>> Start
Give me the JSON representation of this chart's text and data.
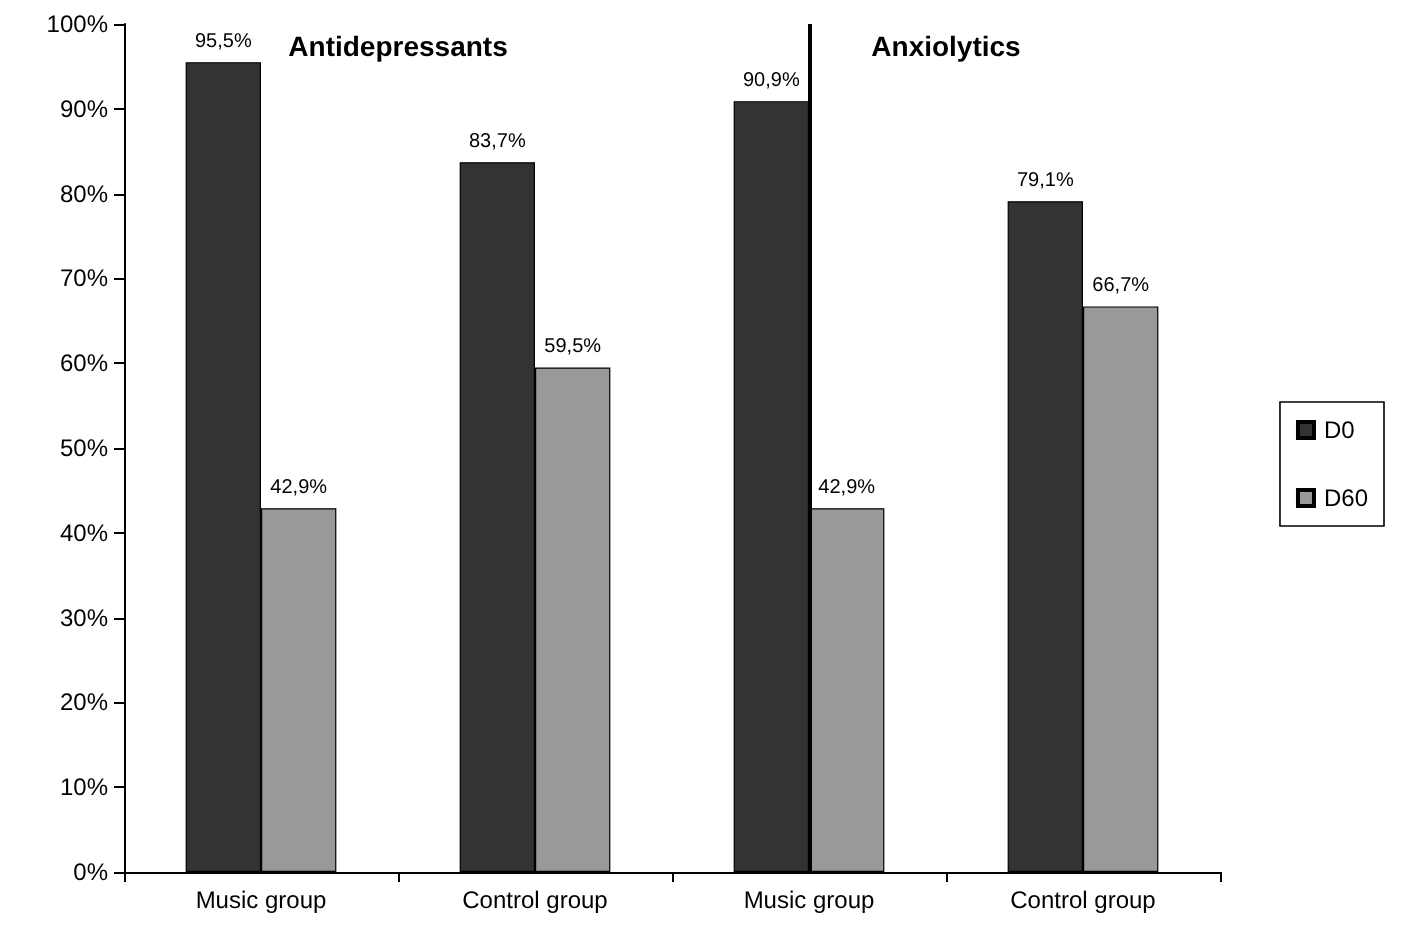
{
  "chart_data": {
    "type": "bar",
    "categories": [
      "Music group",
      "Control group",
      "Music group",
      "Control group"
    ],
    "annotations": [
      "Antidepressants",
      "Anxiolytics"
    ],
    "series": [
      {
        "name": "D0",
        "color": "#333333",
        "values": [
          95.5,
          83.7,
          90.9,
          79.1
        ],
        "value_labels": [
          "95,5%",
          "83,7%",
          "90,9%",
          "79,1%"
        ]
      },
      {
        "name": "D60",
        "color": "#999999",
        "values": [
          42.9,
          59.5,
          42.9,
          66.7
        ],
        "value_labels": [
          "42,9%",
          "59,5%",
          "42,9%",
          "66,7%"
        ]
      }
    ],
    "ylim": [
      0,
      100
    ],
    "yticks": [
      {
        "value": 0,
        "label": "0%"
      },
      {
        "value": 10,
        "label": "10%"
      },
      {
        "value": 20,
        "label": "20%"
      },
      {
        "value": 30,
        "label": "30%"
      },
      {
        "value": 40,
        "label": "40%"
      },
      {
        "value": 50,
        "label": "50%"
      },
      {
        "value": 60,
        "label": "60%"
      },
      {
        "value": 70,
        "label": "70%"
      },
      {
        "value": 80,
        "label": "80%"
      },
      {
        "value": 90,
        "label": "90%"
      },
      {
        "value": 100,
        "label": "100%"
      }
    ],
    "legend": "right"
  }
}
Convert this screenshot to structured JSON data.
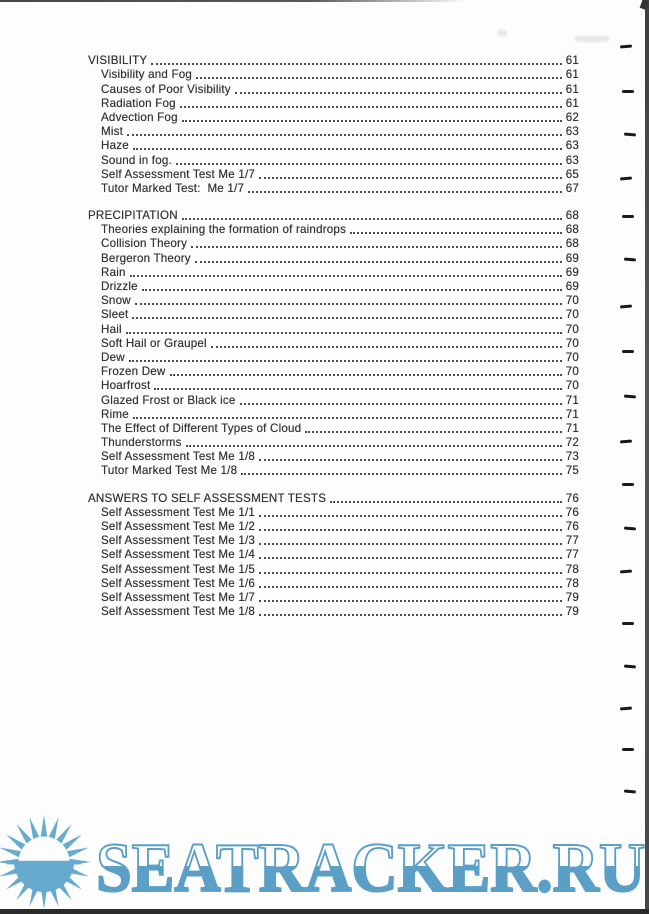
{
  "page": {
    "background": "#fdfdfd",
    "text_color": "#333333",
    "edge_color": "#474747"
  },
  "toc": {
    "sections": [
      {
        "title": "VISIBILITY",
        "page": "61",
        "items": [
          {
            "label": "Visibility and Fog",
            "page": "61"
          },
          {
            "label": "Causes of Poor Visibility",
            "page": "61"
          },
          {
            "label": "Radiation Fog",
            "page": "61"
          },
          {
            "label": "Advection Fog",
            "page": "62"
          },
          {
            "label": "Mist",
            "page": "63"
          },
          {
            "label": "Haze",
            "page": "63"
          },
          {
            "label": "Sound in fog.",
            "page": "63"
          },
          {
            "label": "Self Assessment Test Me 1/7",
            "page": "65"
          },
          {
            "label": "Tutor Marked Test:  Me 1/7",
            "page": "67"
          }
        ]
      },
      {
        "title": "PRECIPITATION",
        "page": "68",
        "items": [
          {
            "label": "Theories explaining the formation of raindrops",
            "page": "68"
          },
          {
            "label": "Collision Theory",
            "page": "68"
          },
          {
            "label": "Bergeron Theory",
            "page": "69"
          },
          {
            "label": "Rain",
            "page": "69"
          },
          {
            "label": "Drizzle",
            "page": "69"
          },
          {
            "label": "Snow",
            "page": "70"
          },
          {
            "label": "Sleet",
            "page": "70"
          },
          {
            "label": "Hail",
            "page": "70"
          },
          {
            "label": "Soft Hail or Graupel",
            "page": "70"
          },
          {
            "label": "Dew",
            "page": "70"
          },
          {
            "label": "Frozen Dew",
            "page": "70"
          },
          {
            "label": "Hoarfrost",
            "page": "70"
          },
          {
            "label": "Glazed Frost or Black ice",
            "page": "71"
          },
          {
            "label": "Rime",
            "page": "71"
          },
          {
            "label": "The Effect of Different Types of Cloud",
            "page": "71"
          },
          {
            "label": "Thunderstorms",
            "page": "72"
          },
          {
            "label": "Self Assessment Test Me 1/8",
            "page": "73"
          },
          {
            "label": "Tutor Marked Test Me 1/8",
            "page": "75"
          }
        ]
      },
      {
        "title": "ANSWERS TO SELF ASSESSMENT TESTS",
        "page": "76",
        "items": [
          {
            "label": "Self Assessment Test Me 1/1",
            "page": "76"
          },
          {
            "label": "Self Assessment Test Me 1/2",
            "page": "76"
          },
          {
            "label": "Self Assessment Test Me 1/3",
            "page": "77"
          },
          {
            "label": "Self Assessment Test Me 1/4",
            "page": "77"
          },
          {
            "label": "Self Assessment Test Me 1/5",
            "page": "78"
          },
          {
            "label": "Self Assessment Test Me 1/6",
            "page": "78"
          },
          {
            "label": "Self Assessment Test Me 1/7",
            "page": "79"
          },
          {
            "label": "Self Assessment Test Me 1/8",
            "page": "79"
          }
        ]
      }
    ]
  },
  "watermark": {
    "text": "SEATRACKER.RU",
    "logo": "sun-over-sea-icon",
    "text_color": "#5b9fc7",
    "logo_color": "#66aacf"
  }
}
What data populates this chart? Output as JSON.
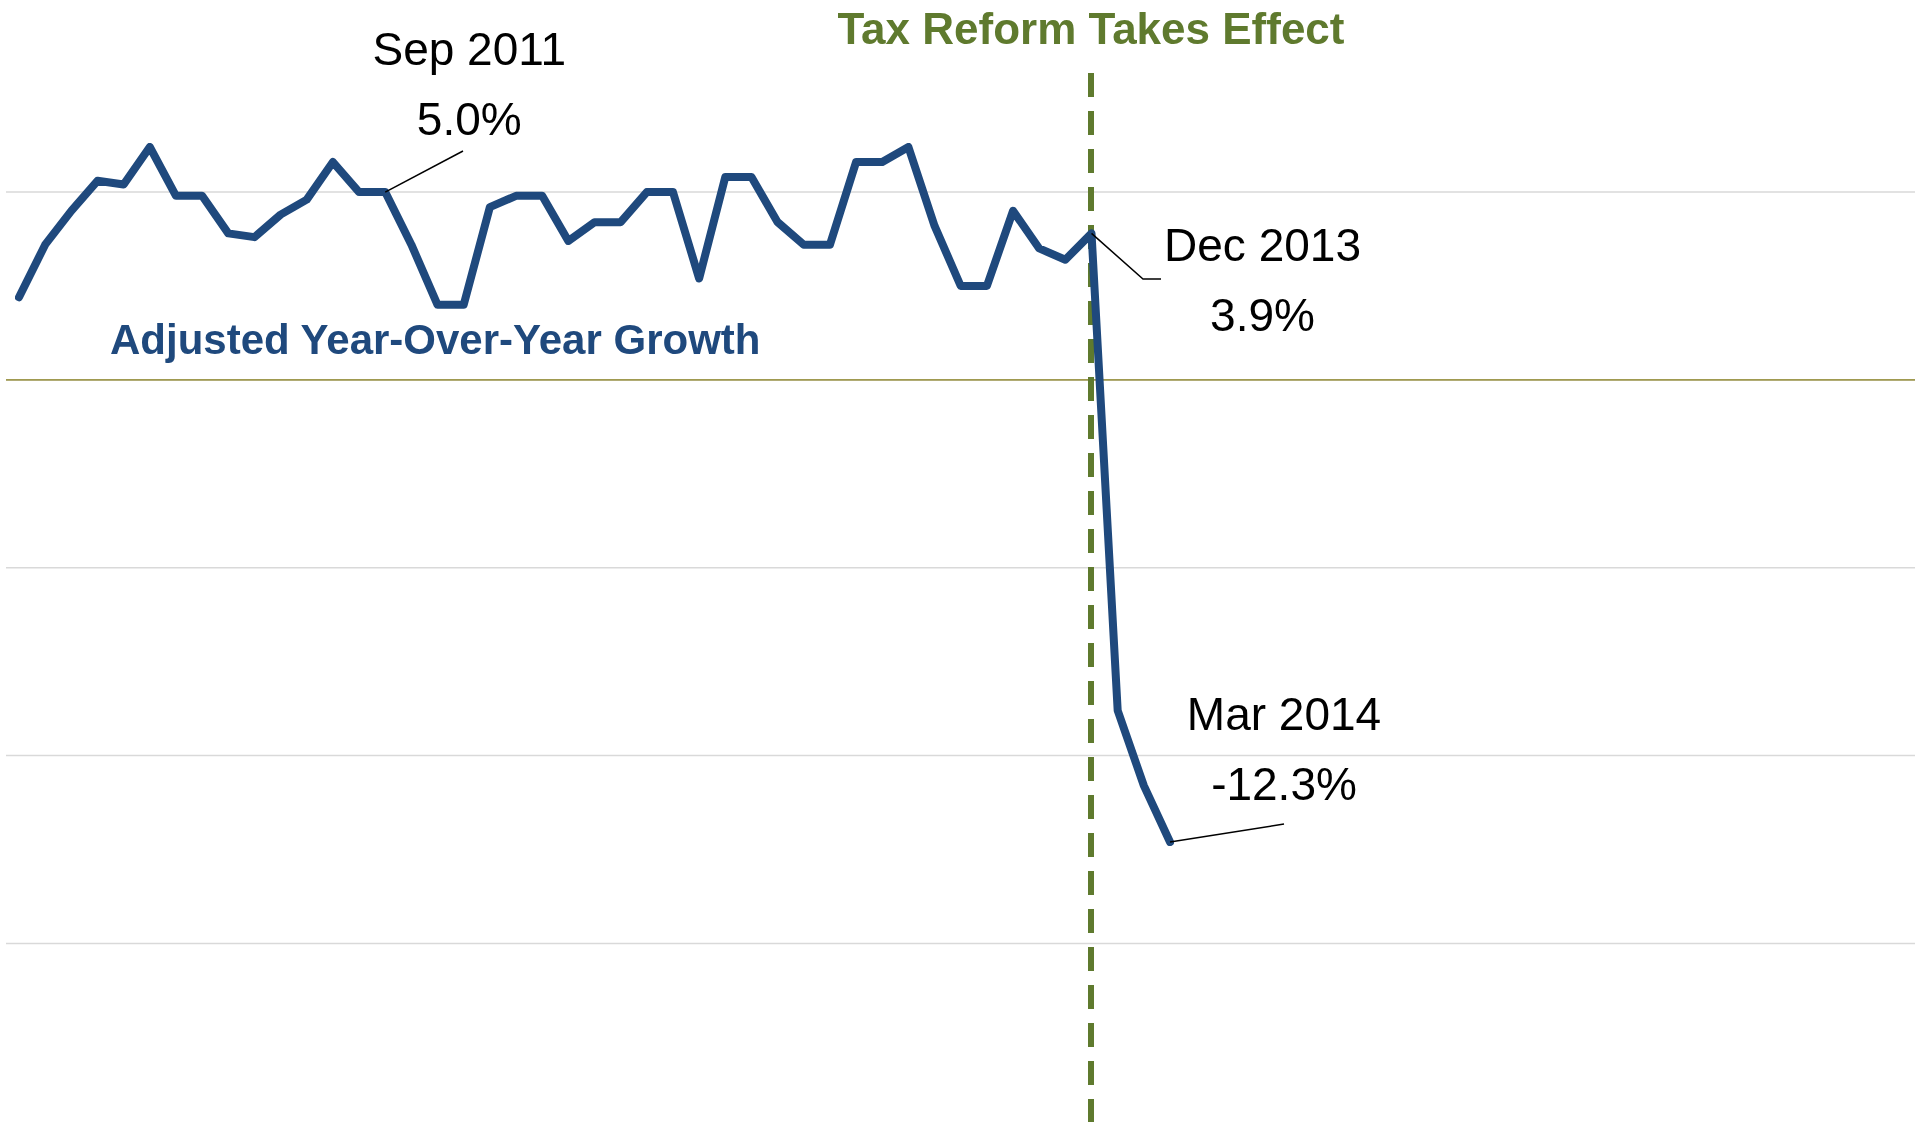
{
  "chart_data": {
    "type": "line",
    "categories": [
      null,
      null,
      null,
      null,
      null,
      null,
      null,
      null,
      null,
      null,
      null,
      null,
      null,
      null,
      null,
      null,
      null,
      null,
      null,
      null,
      null,
      null,
      null,
      null,
      null,
      null,
      null,
      null,
      null,
      null,
      null,
      null,
      null,
      null,
      null,
      null,
      null,
      null,
      null,
      null,
      null,
      null,
      null,
      null,
      null
    ],
    "series": [
      {
        "name": "Adjusted Year-Over-Year Growth",
        "color": "#1f497d",
        "values": [
          2.2,
          3.6,
          4.5,
          5.3,
          5.2,
          6.2,
          4.9,
          4.9,
          3.9,
          3.8,
          4.4,
          4.8,
          5.8,
          5.0,
          5.0,
          3.6,
          2.0,
          2.0,
          4.6,
          4.9,
          4.9,
          3.7,
          4.2,
          4.2,
          5.0,
          5.0,
          2.7,
          5.4,
          5.4,
          4.2,
          3.6,
          3.6,
          5.8,
          5.8,
          6.2,
          4.1,
          2.5,
          2.5,
          4.5,
          3.5,
          3.2,
          3.9,
          -8.8,
          -10.8,
          -12.3
        ],
        "value_labels": [
          null,
          null,
          null,
          null,
          null,
          null,
          null,
          null,
          null,
          null,
          null,
          null,
          null,
          null,
          "Sep 2011\n5.0%",
          null,
          null,
          null,
          null,
          null,
          null,
          null,
          null,
          null,
          null,
          null,
          null,
          null,
          null,
          null,
          null,
          null,
          null,
          null,
          null,
          null,
          null,
          null,
          null,
          null,
          null,
          "Dec 2013\n3.9%",
          null,
          null,
          "Mar 2014\n-12.3%"
        ]
      }
    ],
    "annotations": [
      "Tax Reform Takes Effect"
    ],
    "yticks": [
      {
        "value": 5,
        "label": null
      },
      {
        "value": 0,
        "label": null
      },
      {
        "value": -5,
        "label": null
      },
      {
        "value": -10,
        "label": null
      },
      {
        "value": -15,
        "label": null
      }
    ],
    "grid": "y",
    "ref_lines": [
      {
        "axis": "y",
        "value": 0,
        "color": "#a09a50",
        "line_style": "solid"
      }
    ],
    "marker": "none",
    "line_style": "solid",
    "legend": false
  }
}
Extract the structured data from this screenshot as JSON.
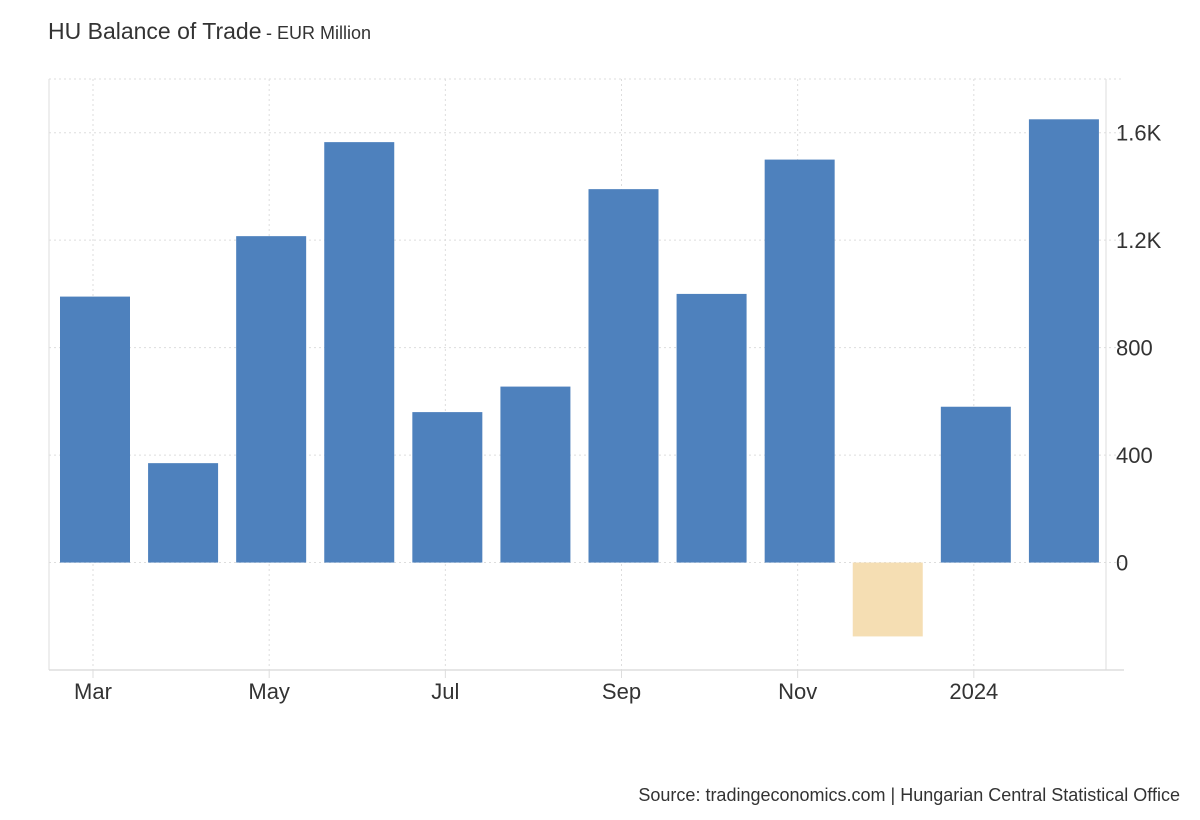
{
  "chart_data": {
    "type": "bar",
    "title": "HU Balance of Trade",
    "subtitle": "- EUR Million",
    "x_tick_labels": [
      "Mar",
      "May",
      "Jul",
      "Sep",
      "Nov",
      "2024"
    ],
    "y_tick_labels": [
      "0",
      "400",
      "800",
      "1.2K",
      "1.6K"
    ],
    "y_ticks": [
      0,
      400,
      800,
      1200,
      1600
    ],
    "ylim": [
      -400,
      1800
    ],
    "grid": true,
    "legend": "none",
    "y_axis_side": "right",
    "series": [
      {
        "values": [
          990,
          370,
          1215,
          1565,
          560,
          655,
          1390,
          1000,
          1500,
          -275,
          580,
          1650
        ]
      }
    ],
    "colors": {
      "positive": "#4e81bd",
      "negative": "#f5deb3",
      "grid": "#dddddd",
      "axis": "#dddddd"
    }
  },
  "source": "Source: tradingeconomics.com | Hungarian Central Statistical Office"
}
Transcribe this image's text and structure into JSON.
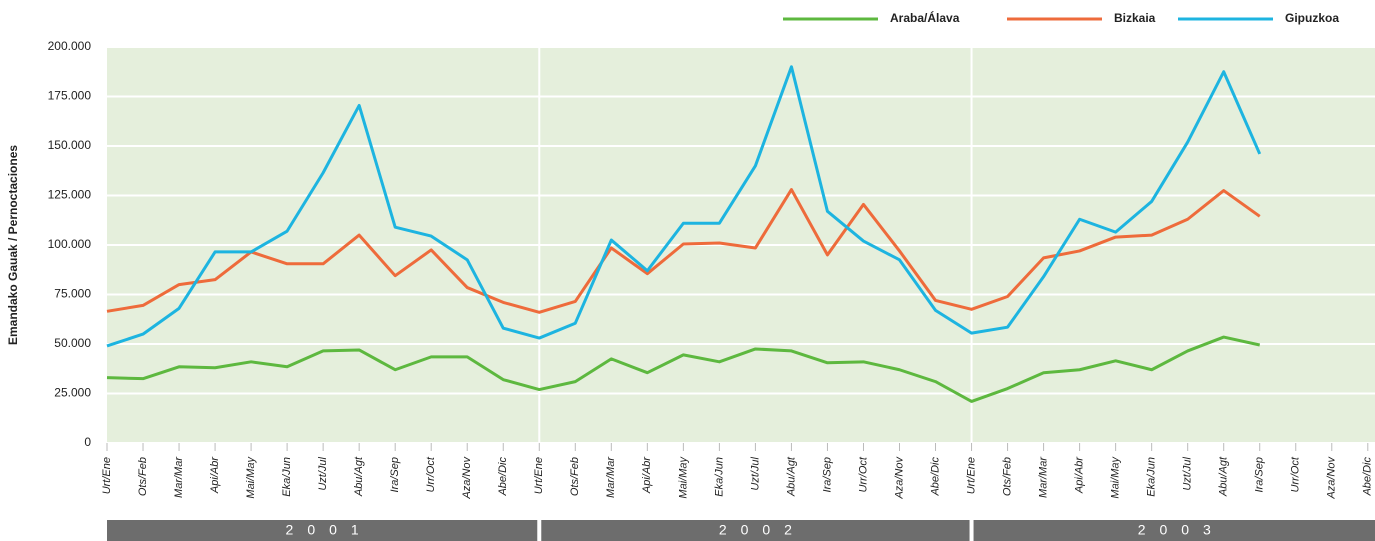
>> End
Where a line contains the string "legend", extract that line.

    "legend": "right"
    "legend": false
    "legend": "none",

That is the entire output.